[WHAT THE TASK REQUIRES]:
Find each line holding "will" and copy it out.
# # # # #
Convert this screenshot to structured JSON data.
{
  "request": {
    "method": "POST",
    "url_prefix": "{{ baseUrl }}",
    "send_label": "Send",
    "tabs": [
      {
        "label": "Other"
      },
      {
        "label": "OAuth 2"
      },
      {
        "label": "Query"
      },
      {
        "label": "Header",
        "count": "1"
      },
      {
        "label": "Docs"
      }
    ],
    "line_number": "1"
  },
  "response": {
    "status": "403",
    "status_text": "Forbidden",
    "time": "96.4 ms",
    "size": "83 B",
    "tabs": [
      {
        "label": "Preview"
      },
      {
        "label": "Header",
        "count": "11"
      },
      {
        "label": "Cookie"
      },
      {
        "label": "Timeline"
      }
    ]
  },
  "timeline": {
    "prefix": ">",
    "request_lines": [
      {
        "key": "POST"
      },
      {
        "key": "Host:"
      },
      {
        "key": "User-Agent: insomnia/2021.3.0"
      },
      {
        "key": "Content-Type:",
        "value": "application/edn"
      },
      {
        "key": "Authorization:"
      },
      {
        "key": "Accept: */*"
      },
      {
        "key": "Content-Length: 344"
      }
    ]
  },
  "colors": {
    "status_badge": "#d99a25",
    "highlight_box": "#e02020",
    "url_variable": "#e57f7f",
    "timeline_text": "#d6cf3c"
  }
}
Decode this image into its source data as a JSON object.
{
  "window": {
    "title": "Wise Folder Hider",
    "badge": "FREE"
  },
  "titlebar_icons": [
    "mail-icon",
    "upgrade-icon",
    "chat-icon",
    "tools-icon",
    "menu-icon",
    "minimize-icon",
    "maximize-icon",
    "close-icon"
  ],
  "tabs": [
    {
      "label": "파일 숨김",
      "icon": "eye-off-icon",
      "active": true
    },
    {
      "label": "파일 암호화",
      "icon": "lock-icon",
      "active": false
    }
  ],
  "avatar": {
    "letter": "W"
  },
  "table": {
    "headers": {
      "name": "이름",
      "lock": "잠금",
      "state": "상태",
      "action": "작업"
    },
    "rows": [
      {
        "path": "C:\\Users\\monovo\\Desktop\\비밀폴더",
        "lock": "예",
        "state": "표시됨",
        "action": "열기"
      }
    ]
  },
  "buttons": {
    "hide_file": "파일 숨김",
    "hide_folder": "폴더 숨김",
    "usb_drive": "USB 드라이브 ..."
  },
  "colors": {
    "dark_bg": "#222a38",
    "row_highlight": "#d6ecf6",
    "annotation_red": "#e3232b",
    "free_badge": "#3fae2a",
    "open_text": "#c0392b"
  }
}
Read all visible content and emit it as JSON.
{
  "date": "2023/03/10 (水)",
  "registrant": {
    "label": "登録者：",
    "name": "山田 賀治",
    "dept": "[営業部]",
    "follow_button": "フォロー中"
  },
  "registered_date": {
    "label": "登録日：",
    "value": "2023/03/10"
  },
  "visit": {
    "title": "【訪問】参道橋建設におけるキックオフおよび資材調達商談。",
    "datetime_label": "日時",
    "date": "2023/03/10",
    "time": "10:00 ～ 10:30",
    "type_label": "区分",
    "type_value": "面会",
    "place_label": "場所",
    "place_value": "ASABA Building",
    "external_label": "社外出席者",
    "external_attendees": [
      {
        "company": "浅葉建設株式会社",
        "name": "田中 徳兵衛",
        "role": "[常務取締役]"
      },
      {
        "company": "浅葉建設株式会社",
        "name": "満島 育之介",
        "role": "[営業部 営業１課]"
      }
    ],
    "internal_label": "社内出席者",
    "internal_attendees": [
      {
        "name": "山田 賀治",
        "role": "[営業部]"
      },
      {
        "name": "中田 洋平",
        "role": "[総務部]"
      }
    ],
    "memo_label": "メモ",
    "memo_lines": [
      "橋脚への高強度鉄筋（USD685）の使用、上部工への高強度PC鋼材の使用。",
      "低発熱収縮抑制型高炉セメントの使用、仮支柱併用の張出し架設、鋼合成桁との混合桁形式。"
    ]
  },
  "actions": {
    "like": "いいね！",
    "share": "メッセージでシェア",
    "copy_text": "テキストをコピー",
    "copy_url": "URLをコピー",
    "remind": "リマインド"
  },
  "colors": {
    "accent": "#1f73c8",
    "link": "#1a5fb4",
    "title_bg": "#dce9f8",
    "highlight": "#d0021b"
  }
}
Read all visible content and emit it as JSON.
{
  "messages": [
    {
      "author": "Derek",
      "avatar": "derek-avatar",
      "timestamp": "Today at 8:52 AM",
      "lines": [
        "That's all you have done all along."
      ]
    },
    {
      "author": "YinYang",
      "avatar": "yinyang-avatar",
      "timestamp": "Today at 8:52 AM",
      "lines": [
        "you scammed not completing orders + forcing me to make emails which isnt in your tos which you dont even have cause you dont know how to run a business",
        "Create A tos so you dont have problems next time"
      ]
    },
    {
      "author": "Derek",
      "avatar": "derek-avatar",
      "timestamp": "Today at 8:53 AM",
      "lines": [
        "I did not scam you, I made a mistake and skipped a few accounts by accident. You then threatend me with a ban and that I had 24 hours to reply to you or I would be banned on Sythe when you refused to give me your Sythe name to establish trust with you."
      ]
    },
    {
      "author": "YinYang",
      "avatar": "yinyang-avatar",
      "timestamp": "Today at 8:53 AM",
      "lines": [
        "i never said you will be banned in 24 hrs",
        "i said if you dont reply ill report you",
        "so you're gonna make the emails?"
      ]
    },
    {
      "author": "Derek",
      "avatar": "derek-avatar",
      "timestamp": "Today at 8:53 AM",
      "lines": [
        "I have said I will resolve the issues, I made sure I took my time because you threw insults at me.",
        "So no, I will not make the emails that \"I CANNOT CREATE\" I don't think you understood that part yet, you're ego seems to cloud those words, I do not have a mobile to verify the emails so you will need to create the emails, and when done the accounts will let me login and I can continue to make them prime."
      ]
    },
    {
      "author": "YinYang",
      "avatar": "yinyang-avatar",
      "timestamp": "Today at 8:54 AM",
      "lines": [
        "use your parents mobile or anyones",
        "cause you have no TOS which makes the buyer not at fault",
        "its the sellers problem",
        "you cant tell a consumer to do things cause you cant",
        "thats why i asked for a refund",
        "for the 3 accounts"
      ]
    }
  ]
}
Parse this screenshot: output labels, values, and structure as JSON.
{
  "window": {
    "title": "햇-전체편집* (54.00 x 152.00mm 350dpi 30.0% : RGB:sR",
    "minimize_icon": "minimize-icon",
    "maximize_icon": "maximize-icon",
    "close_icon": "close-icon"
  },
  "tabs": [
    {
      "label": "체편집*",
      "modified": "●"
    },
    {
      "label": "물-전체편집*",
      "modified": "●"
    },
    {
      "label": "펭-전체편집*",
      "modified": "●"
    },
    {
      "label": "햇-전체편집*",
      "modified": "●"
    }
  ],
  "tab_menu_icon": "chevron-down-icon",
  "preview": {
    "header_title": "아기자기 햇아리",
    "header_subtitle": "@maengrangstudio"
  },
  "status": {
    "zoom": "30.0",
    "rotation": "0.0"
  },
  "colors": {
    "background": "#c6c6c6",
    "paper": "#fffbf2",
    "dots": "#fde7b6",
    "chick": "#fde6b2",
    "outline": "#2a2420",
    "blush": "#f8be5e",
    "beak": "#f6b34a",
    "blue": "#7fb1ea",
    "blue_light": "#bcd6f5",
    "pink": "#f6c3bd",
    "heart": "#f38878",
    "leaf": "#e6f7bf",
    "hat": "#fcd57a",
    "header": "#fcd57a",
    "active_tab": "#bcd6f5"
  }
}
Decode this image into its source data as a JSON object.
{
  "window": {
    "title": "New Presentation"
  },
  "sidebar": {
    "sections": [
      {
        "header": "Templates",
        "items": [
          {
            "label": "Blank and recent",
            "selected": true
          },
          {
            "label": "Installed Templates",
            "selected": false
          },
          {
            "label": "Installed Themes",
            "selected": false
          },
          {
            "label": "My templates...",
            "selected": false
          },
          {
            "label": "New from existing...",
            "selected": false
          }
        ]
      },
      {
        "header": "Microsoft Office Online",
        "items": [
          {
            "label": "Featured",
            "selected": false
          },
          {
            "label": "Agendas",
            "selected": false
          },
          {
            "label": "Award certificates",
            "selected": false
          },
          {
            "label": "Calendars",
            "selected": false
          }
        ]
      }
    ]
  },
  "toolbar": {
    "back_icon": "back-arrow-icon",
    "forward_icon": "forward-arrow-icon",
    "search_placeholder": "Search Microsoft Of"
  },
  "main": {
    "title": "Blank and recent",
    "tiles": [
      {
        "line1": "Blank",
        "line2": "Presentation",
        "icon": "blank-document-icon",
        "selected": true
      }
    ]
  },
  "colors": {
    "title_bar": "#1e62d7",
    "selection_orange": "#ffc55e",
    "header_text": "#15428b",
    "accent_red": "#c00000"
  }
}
# # # # #
[TASK RESULT]:
        "i never said you will be banned in 24 hrs",
        "I have said I will resolve the issues, I made sure I took my time because you threw insults at me.",
        "So no, I will not make the emails that \"I CANNOT CREATE\" I don't think you understood that part yet, you're ego seems to cloud those words, I do not have a mobile to verify the emails so you will need to create the emails, and when done the accounts will let me login and I can continue to make them prime."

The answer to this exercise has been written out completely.